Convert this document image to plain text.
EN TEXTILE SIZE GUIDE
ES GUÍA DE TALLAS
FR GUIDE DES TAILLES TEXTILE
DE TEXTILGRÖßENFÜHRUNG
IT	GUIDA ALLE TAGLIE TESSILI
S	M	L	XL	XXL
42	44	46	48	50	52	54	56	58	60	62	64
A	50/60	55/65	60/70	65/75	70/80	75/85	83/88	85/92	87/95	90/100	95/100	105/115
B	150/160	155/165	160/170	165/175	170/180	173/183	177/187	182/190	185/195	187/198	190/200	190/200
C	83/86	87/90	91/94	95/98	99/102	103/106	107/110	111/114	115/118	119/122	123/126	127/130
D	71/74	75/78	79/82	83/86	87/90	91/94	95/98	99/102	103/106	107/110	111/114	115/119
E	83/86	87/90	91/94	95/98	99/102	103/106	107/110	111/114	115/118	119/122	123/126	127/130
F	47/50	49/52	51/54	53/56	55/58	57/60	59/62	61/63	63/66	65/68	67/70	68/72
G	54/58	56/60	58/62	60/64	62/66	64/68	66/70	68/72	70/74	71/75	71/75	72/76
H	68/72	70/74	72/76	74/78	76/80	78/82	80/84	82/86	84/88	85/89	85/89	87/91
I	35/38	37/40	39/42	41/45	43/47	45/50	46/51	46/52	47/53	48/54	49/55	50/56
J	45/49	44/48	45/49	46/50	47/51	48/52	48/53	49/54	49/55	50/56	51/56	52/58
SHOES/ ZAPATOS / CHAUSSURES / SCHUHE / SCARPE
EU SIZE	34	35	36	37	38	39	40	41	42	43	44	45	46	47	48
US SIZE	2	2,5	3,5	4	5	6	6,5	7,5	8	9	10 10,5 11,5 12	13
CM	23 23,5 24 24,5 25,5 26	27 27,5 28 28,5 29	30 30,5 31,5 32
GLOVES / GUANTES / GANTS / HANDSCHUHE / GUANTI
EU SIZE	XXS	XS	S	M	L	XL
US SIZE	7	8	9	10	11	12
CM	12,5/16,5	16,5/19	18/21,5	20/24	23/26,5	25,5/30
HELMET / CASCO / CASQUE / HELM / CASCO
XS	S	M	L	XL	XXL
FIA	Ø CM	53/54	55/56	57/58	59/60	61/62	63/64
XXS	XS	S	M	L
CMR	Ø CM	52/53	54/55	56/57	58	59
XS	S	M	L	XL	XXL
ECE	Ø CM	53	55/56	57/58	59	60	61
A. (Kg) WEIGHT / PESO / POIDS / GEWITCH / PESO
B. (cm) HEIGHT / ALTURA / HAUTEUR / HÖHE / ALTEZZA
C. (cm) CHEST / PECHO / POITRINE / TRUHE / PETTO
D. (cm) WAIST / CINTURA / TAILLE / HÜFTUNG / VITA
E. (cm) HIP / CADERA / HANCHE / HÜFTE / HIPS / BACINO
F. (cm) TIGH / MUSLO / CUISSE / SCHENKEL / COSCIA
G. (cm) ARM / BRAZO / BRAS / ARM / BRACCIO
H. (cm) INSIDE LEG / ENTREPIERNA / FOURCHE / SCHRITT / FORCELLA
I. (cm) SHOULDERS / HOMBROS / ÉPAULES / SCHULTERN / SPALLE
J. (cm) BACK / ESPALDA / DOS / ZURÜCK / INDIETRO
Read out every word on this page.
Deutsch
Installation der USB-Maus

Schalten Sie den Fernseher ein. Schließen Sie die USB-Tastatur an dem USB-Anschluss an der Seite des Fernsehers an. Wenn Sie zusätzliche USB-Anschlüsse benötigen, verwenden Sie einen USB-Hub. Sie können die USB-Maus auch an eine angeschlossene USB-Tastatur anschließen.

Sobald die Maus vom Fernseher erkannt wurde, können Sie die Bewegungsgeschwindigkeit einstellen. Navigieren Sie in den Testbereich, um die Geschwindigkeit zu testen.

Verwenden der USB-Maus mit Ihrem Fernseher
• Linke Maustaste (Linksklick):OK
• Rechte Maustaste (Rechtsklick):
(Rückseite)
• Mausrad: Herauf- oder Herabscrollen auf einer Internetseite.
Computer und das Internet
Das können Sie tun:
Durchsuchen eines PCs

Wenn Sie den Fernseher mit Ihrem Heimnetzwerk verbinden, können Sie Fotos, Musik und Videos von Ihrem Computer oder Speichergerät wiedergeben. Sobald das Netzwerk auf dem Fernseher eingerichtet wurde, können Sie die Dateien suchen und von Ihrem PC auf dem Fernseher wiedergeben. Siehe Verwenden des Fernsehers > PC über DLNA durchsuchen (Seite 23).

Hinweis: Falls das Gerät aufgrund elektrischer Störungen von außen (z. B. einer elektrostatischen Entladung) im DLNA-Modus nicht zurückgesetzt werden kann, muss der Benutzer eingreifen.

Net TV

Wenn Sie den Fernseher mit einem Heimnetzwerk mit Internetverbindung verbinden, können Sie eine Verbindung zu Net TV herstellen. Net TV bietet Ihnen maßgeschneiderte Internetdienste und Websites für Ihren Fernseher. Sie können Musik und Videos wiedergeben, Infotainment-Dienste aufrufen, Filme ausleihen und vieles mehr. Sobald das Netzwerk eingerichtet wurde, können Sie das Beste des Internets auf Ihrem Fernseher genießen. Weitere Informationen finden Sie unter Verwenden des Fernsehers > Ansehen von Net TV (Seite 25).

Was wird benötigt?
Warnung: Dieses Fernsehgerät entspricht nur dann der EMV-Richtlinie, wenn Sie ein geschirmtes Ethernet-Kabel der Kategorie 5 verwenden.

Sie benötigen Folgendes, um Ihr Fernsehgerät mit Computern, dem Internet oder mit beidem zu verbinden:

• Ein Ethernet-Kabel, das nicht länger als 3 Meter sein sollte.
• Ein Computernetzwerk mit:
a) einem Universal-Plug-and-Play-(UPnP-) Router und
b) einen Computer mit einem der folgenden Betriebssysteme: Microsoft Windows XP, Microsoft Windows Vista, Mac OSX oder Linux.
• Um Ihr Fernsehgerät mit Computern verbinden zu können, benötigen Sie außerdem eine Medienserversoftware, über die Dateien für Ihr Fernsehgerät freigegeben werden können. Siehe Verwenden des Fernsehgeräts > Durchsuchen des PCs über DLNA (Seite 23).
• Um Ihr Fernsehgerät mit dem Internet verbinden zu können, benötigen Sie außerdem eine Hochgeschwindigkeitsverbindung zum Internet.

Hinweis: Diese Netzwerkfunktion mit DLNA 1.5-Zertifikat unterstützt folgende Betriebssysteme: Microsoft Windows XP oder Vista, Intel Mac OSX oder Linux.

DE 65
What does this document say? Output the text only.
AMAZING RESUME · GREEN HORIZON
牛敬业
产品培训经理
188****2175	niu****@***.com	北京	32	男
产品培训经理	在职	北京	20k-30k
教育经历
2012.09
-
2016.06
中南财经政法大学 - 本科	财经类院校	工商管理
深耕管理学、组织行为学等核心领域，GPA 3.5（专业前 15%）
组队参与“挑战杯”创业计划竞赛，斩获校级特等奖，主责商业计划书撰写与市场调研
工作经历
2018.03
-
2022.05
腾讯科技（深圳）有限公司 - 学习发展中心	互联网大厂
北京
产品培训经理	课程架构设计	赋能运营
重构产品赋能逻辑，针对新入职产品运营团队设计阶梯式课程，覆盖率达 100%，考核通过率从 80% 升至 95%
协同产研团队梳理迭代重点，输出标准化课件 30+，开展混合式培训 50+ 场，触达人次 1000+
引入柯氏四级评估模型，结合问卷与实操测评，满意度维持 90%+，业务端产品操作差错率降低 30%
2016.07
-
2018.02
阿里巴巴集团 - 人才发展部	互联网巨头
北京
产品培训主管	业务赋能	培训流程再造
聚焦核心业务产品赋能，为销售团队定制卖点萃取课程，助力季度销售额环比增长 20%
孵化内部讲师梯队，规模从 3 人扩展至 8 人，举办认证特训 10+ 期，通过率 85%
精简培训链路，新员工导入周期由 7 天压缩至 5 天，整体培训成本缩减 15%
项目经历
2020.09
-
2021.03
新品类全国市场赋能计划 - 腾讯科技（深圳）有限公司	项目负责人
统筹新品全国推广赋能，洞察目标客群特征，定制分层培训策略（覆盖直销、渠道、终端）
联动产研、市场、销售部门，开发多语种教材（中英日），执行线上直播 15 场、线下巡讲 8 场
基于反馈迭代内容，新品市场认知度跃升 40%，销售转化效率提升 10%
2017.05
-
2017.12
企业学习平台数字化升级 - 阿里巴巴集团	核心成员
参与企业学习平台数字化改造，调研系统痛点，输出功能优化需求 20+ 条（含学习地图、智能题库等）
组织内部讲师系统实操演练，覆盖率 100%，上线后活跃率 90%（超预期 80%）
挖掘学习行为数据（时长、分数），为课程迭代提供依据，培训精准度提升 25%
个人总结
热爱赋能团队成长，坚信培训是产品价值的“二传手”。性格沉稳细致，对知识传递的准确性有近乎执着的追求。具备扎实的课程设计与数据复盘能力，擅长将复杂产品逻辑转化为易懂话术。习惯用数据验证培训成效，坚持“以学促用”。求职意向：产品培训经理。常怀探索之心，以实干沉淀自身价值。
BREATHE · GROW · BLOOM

┄┄┄┄┄┄┄┄┄┄

▶ **To do**
Gather every line from the entries above where the word "einem" appears, and copy them.

▶ **Written solution**
Wenn Sie den Fernseher mit einem Heimnetzwerk mit Internetverbindung verbinden, können Sie eine Verbindung zu Net TV herstellen. Net TV bietet Ihnen maßgeschneiderte Internetdienste und Websites für Ihren Fernseher. Sie können Musik und Videos wiedergeben, Infotainment-Dienste aufrufen, Filme ausleihen und vieles mehr. Sobald das Netzwerk eingerichtet wurde, können Sie das Beste des Internets auf Ihrem Fernseher genießen. Weitere Informationen finden Sie unter Verwenden des Fernsehers > Ansehen von Net TV (Seite 25).
a) einem Universal-Plug-and-Play-(UPnP-) Router und
b) einen Computer mit einem der folgenden Betriebssysteme: Microsoft Windows XP, Microsoft Windows Vista, Mac OSX oder Linux.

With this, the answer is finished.